Objective: Reproduce every entry exactly as shown.

Data section:
----
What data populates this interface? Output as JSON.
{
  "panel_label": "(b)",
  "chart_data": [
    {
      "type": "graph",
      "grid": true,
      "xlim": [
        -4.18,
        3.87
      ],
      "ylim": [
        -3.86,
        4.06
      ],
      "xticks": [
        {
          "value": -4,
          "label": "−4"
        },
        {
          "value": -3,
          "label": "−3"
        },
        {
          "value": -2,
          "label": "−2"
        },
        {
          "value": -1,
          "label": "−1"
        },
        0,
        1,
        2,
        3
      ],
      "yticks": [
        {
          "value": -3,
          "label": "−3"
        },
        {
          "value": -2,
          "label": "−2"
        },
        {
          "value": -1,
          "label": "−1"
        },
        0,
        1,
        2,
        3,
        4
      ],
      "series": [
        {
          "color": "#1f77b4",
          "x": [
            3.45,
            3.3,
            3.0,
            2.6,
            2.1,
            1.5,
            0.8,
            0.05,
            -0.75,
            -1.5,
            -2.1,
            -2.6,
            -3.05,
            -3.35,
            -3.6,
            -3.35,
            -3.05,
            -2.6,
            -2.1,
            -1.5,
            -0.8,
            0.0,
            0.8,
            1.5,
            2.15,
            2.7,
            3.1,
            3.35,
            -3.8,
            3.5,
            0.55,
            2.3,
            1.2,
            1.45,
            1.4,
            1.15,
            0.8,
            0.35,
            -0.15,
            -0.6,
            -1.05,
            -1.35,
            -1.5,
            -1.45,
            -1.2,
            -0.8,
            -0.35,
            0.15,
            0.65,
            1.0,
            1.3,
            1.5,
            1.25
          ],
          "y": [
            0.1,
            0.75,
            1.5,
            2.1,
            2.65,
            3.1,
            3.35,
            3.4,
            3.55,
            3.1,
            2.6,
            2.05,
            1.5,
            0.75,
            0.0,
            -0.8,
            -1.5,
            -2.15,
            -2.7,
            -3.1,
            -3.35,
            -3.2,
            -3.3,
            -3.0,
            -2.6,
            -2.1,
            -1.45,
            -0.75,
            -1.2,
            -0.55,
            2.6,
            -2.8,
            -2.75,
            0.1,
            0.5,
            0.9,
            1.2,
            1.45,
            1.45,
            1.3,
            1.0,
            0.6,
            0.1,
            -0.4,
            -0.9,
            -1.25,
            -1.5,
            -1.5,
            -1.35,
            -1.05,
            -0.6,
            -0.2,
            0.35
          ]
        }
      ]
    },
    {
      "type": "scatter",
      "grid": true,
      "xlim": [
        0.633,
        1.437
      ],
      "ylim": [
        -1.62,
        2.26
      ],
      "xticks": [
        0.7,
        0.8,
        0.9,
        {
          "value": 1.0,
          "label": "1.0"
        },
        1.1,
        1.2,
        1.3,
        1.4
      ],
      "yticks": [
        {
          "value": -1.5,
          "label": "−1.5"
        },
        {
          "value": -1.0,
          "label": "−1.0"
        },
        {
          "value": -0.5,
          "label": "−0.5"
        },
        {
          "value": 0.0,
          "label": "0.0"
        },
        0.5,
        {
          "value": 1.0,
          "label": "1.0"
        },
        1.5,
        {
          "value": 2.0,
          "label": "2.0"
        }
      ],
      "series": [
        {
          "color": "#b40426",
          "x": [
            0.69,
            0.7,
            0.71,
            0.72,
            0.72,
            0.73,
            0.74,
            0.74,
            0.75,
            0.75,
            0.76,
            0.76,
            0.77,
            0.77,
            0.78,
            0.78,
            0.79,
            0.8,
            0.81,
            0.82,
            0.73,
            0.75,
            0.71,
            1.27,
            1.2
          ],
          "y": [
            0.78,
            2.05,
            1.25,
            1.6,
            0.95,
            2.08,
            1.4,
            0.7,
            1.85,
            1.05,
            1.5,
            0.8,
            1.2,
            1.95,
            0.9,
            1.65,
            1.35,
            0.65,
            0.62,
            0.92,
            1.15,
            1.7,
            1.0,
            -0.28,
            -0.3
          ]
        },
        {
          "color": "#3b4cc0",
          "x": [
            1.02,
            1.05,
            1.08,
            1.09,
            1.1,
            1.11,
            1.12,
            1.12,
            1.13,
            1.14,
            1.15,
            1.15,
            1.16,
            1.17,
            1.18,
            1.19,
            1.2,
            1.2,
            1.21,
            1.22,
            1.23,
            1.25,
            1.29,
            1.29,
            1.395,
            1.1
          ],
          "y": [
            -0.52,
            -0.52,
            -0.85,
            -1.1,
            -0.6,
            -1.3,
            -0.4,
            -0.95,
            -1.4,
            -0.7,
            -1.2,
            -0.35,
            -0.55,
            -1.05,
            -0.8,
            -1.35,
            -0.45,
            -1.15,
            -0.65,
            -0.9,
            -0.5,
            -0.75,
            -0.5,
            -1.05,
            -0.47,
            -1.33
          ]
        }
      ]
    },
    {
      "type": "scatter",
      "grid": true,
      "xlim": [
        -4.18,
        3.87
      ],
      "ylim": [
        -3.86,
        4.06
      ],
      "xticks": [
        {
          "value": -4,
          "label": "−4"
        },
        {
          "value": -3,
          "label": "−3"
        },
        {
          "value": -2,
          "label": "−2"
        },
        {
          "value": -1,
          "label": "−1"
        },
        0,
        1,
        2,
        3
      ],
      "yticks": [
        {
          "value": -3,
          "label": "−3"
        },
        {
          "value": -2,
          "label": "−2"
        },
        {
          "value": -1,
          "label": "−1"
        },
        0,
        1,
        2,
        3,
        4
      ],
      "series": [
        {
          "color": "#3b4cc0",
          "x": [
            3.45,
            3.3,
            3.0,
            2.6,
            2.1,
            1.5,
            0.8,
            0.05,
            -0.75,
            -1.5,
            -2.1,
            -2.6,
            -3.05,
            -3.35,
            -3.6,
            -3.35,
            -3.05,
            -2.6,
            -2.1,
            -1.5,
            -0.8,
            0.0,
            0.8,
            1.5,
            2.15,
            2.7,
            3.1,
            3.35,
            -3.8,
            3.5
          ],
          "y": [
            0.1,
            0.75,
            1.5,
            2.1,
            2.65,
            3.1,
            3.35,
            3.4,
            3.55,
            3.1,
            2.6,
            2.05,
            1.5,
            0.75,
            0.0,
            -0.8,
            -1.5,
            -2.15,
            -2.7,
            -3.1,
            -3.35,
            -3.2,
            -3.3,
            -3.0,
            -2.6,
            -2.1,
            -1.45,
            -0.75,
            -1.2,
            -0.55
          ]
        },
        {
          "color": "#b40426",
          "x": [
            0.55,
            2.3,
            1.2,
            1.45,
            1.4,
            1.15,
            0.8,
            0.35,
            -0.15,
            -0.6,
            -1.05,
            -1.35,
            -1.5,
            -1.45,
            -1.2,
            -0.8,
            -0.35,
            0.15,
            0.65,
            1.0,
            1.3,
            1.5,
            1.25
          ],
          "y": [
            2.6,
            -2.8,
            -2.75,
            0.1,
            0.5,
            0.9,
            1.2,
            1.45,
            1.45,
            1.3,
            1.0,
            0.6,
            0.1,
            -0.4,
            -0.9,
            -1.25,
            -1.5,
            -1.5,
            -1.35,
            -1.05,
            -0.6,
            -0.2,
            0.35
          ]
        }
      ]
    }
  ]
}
----
Result of this task:
What data populates this interface? Output as JSON.
{
  "panel_label": "(b)",
  "chart_data": [
    {
      "type": "graph",
      "grid": true,
      "xlim": [
        -4.18,
        3.87
      ],
      "ylim": [
        -3.86,
        4.06
      ],
      "xticks": [
        {
          "value": -4,
          "label": "−4"
        },
        {
          "value": -3,
          "label": "−3"
        },
        {
          "value": -2,
          "label": "−2"
        },
        {
          "value": -1,
          "label": "−1"
        },
        0,
        1,
        2,
        3
      ],
      "yticks": [
        {
          "value": -3,
          "label": "−3"
        },
        {
          "value": -2,
          "label": "−2"
        },
        {
          "value": -1,
          "label": "−1"
        },
        0,
        1,
        2,
        3,
        4
      ],
      "series": [
        {
          "color": "#1f77b4",
          "x": [
            3.45,
            3.3,
            3.0,
            2.6,
            2.1,
            1.5,
            0.8,
            0.05,
            -0.75,
            -1.5,
            -2.1,
            -2.6,
            -3.05,
            -3.35,
            -3.6,
            -3.35,
            -3.05,
            -2.6,
            -2.1,
            -1.5,
            -0.8,
            0.0,
            0.8,
            1.5,
            2.15,
            2.7,
            3.1,
            3.35,
            -3.8,
            3.5,
            0.55,
            2.3,
            1.2,
            1.45,
            1.4,
            1.15,
            0.8,
            0.35,
            -0.15,
            -0.6,
            -1.05,
            -1.35,
            -1.5,
            -1.45,
            -1.2,
            -0.8,
            -0.35,
            0.15,
            0.65,
            1.0,
            1.3,
            1.5,
            1.25
          ],
          "y": [
            0.1,
            0.75,
            1.5,
            2.1,
            2.65,
            3.1,
            3.35,
            3.4,
            3.55,
            3.1,
            2.6,
            2.05,
            1.5,
            0.75,
            0.0,
            -0.8,
            -1.5,
            -2.15,
            -2.7,
            -3.1,
            -3.35,
            -3.2,
            -3.3,
            -3.0,
            -2.6,
            -2.1,
            -1.45,
            -0.75,
            -1.2,
            -0.55,
            2.6,
            -2.8,
            -2.75,
            0.1,
            0.5,
            0.9,
            1.2,
            1.45,
            1.45,
            1.3,
            1.0,
            0.6,
            0.1,
            -0.4,
            -0.9,
            -1.25,
            -1.5,
            -1.5,
            -1.35,
            -1.05,
            -0.6,
            -0.2,
            0.35
          ]
        }
      ]
    },
    {
      "type": "scatter",
      "grid": true,
      "xlim": [
        0.633,
        1.437
      ],
      "ylim": [
        -1.62,
        2.26
      ],
      "xticks": [
        0.7,
        0.8,
        0.9,
        {
          "value": 1.0,
          "label": "1.0"
        },
        1.1,
        1.2,
        1.3,
        1.4
      ],
      "yticks": [
        {
          "value": -1.5,
          "label": "−1.5"
        },
        {
          "value": -1.0,
          "label": "−1.0"
        },
        {
          "value": -0.5,
          "label": "−0.5"
        },
        {
          "value": 0.0,
          "label": "0.0"
        },
        0.5,
        {
          "value": 1.0,
          "label": "1.0"
        },
        1.5,
        {
          "value": 2.0,
          "label": "2.0"
        }
      ],
      "series": [
        {
          "color": "#b40426",
          "x": [
            0.69,
            0.7,
            0.71,
            0.72,
            0.72,
            0.73,
            0.74,
            0.74,
            0.75,
            0.75,
            0.76,
            0.76,
            0.77,
            0.77,
            0.78,
            0.78,
            0.79,
            0.8,
            0.81,
            0.82,
            0.73,
            0.75,
            0.71,
            1.27,
            1.2
          ],
          "y": [
            0.78,
            2.05,
            1.25,
            1.6,
            0.95,
            2.08,
            1.4,
            0.7,
            1.85,
            1.05,
            1.5,
            0.8,
            1.2,
            1.95,
            0.9,
            1.65,
            1.35,
            0.65,
            0.62,
            0.92,
            1.15,
            1.7,
            1.0,
            -0.28,
            -0.3
          ]
        },
        {
          "color": "#3b4cc0",
          "x": [
            1.02,
            1.05,
            1.08,
            1.09,
            1.1,
            1.11,
            1.12,
            1.12,
            1.13,
            1.14,
            1.15,
            1.15,
            1.16,
            1.17,
            1.18,
            1.19,
            1.2,
            1.2,
            1.21,
            1.22,
            1.23,
            1.25,
            1.29,
            1.29,
            1.395,
            1.1
          ],
          "y": [
            -0.52,
            -0.52,
            -0.85,
            -1.1,
            -0.6,
            -1.3,
            -0.4,
            -0.95,
            -1.4,
            -0.7,
            -1.2,
            -0.35,
            -0.55,
            -1.05,
            -0.8,
            -1.35,
            -0.45,
            -1.15,
            -0.65,
            -0.9,
            -0.5,
            -0.75,
            -0.5,
            -1.05,
            -0.47,
            -1.33
          ]
        }
      ]
    },
    {
      "type": "scatter",
      "grid": true,
      "xlim": [
        -4.18,
        3.87
      ],
      "ylim": [
        -3.86,
        4.06
      ],
      "xticks": [
        {
          "value": -4,
          "label": "−4"
        },
        {
          "value": -3,
          "label": "−3"
        },
        {
          "value": -2,
          "label": "−2"
        },
        {
          "value": -1,
          "label": "−1"
        },
        0,
        1,
        2,
        3
      ],
      "yticks": [
        {
          "value": -3,
          "label": "−3"
        },
        {
          "value": -2,
          "label": "−2"
        },
        {
          "value": -1,
          "label": "−1"
        },
        0,
        1,
        2,
        3,
        4
      ],
      "series": [
        {
          "color": "#3b4cc0",
          "x": [
            3.45,
            3.3,
            3.0,
            2.6,
            2.1,
            1.5,
            0.8,
            0.05,
            -0.75,
            -1.5,
            -2.1,
            -2.6,
            -3.05,
            -3.35,
            -3.6,
            -3.35,
            -3.05,
            -2.6,
            -2.1,
            -1.5,
            -0.8,
            0.0,
            0.8,
            1.5,
            2.15,
            2.7,
            3.1,
            3.35,
            -3.8,
            3.5
          ],
          "y": [
            0.1,
            0.75,
            1.5,
            2.1,
            2.65,
            3.1,
            3.35,
            3.4,
            3.55,
            3.1,
            2.6,
            2.05,
            1.5,
            0.75,
            0.0,
            -0.8,
            -1.5,
            -2.15,
            -2.7,
            -3.1,
            -3.35,
            -3.2,
            -3.3,
            -3.0,
            -2.6,
            -2.1,
            -1.45,
            -0.75,
            -1.2,
            -0.55
          ]
        },
        {
          "color": "#b40426",
          "x": [
            0.55,
            2.3,
            1.2,
            1.45,
            1.4,
            1.15,
            0.8,
            0.35,
            -0.15,
            -0.6,
            -1.05,
            -1.35,
            -1.5,
            -1.45,
            -1.2,
            -0.8,
            -0.35,
            0.15,
            0.65,
            1.0,
            1.3,
            1.5,
            1.25
          ],
          "y": [
            2.6,
            -2.8,
            -2.75,
            0.1,
            0.5,
            0.9,
            1.2,
            1.45,
            1.45,
            1.3,
            1.0,
            0.6,
            0.1,
            -0.4,
            -0.9,
            -1.25,
            -1.5,
            -1.5,
            -1.35,
            -1.05,
            -0.6,
            -0.2,
            0.35
          ]
        }
      ]
    }
  ]
}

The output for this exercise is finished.